* _PROBLEM TO SOLVE_: Copy all of the material word for word, except for the pictures.

+ + + + +

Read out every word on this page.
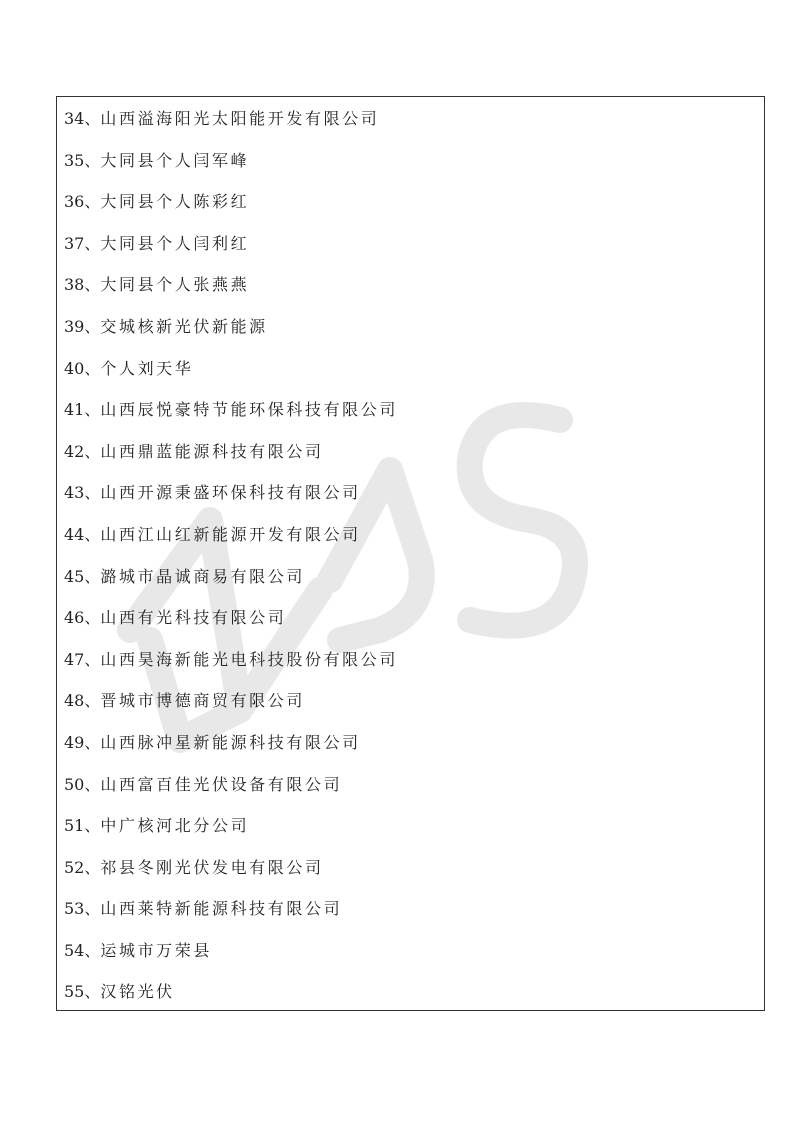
34、山西溢海阳光太阳能开发有限公司
35、大同县个人闫军峰
36、大同县个人陈彩红
37、大同县个人闫利红
38、大同县个人张燕燕
39、交城核新光伏新能源
40、个人刘天华
41、山西辰悦豪特节能环保科技有限公司
42、山西鼎蓝能源科技有限公司
43、山西开源秉盛环保科技有限公司
44、山西江山红新能源开发有限公司
45、潞城市晶诚商易有限公司
46、山西有光科技有限公司
47、山西昊海新能光电科技股份有限公司
48、晋城市博德商贸有限公司
49、山西脉冲星新能源科技有限公司
50、山西富百佳光伏设备有限公司
51、中广核河北分公司
52、祁县冬刚光伏发电有限公司
53、山西莱特新能源科技有限公司
54、运城市万荣县
55、汉铭光伏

+ + + + +

* _TASK ANSWER_:
Read out every word on this page.
34、山西溢海阳光太阳能开发有限公司
35、大同县个人闫军峰
36、大同县个人陈彩红
37、大同县个人闫利红
38、大同县个人张燕燕
39、交城核新光伏新能源
40、个人刘天华
41、山西辰悦豪特节能环保科技有限公司
42、山西鼎蓝能源科技有限公司
43、山西开源秉盛环保科技有限公司
44、山西江山红新能源开发有限公司
45、潞城市晶诚商易有限公司
46、山西有光科技有限公司
47、山西昊海新能光电科技股份有限公司
48、晋城市博德商贸有限公司
49、山西脉冲星新能源科技有限公司
50、山西富百佳光伏设备有限公司
51、中广核河北分公司
52、祁县冬刚光伏发电有限公司
53、山西莱特新能源科技有限公司
54、运城市万荣县
55、汉铭光伏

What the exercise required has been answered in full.